Your objective » Tally the lines that include the word "Leben" and reply with nothing but the total.

Records for the exercise »
•••

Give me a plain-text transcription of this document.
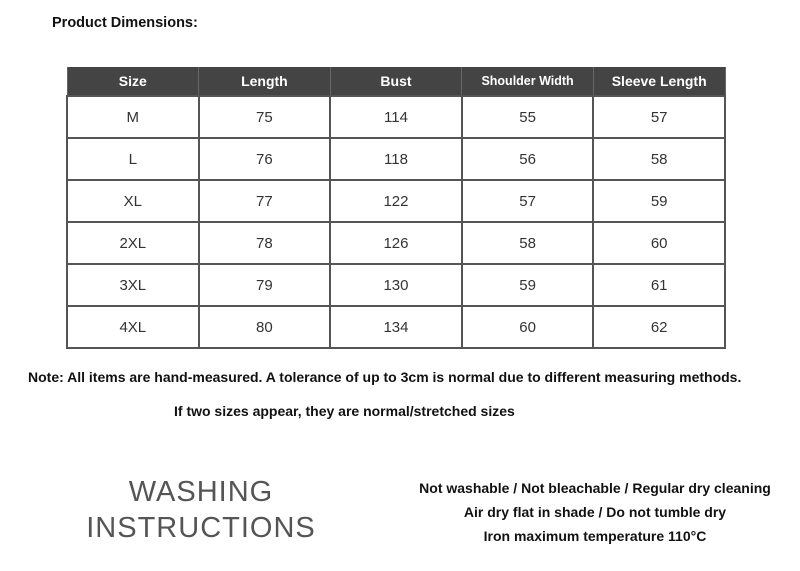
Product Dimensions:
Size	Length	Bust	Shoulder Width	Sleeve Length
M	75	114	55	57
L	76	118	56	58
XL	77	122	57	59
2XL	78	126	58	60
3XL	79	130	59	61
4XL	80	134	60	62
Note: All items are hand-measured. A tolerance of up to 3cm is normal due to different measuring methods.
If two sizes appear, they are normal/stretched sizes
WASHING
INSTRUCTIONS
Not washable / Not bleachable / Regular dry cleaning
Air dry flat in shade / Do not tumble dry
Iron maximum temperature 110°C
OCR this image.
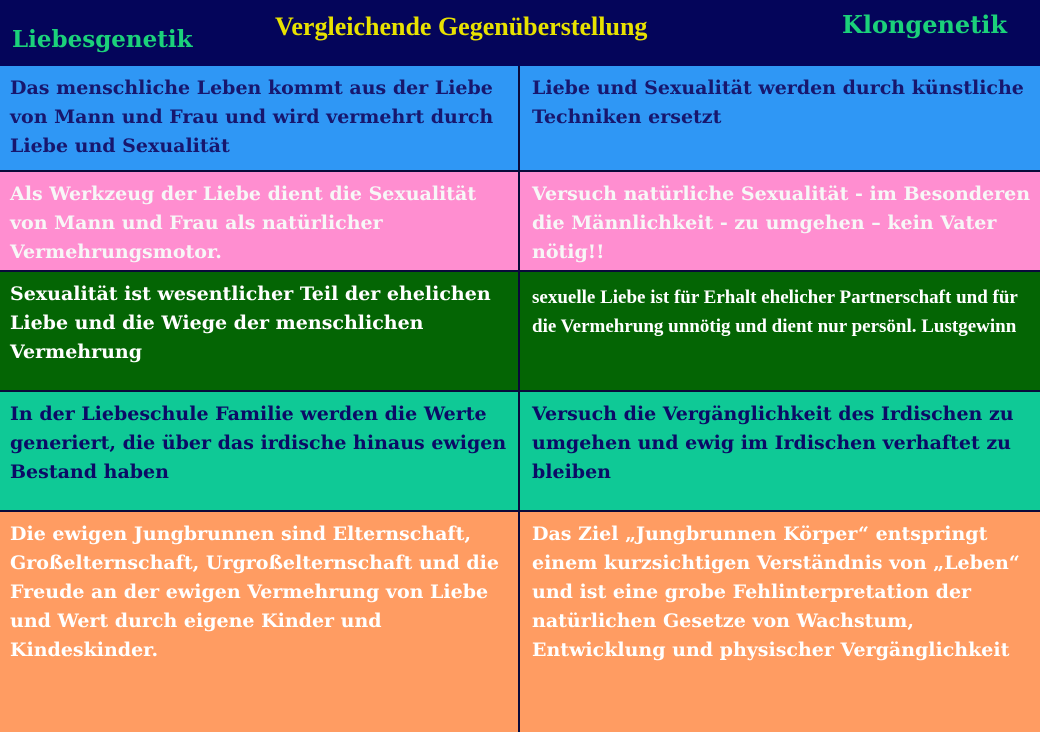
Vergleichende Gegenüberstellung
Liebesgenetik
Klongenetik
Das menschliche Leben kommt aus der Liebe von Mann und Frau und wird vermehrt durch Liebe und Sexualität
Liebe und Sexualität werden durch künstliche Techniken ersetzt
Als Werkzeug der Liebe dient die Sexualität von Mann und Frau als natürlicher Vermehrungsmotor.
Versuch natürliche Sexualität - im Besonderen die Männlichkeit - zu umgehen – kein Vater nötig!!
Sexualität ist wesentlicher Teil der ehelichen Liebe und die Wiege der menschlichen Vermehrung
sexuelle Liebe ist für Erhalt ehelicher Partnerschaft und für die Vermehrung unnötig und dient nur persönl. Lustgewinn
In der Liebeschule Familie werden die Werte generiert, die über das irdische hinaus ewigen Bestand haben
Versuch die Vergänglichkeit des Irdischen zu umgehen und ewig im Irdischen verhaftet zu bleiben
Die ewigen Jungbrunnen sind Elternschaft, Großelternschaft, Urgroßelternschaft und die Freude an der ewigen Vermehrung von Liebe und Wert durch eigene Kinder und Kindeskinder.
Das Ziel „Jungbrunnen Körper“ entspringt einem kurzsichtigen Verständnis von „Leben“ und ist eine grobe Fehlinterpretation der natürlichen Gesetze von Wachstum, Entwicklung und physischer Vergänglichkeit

•••

Complete output » 2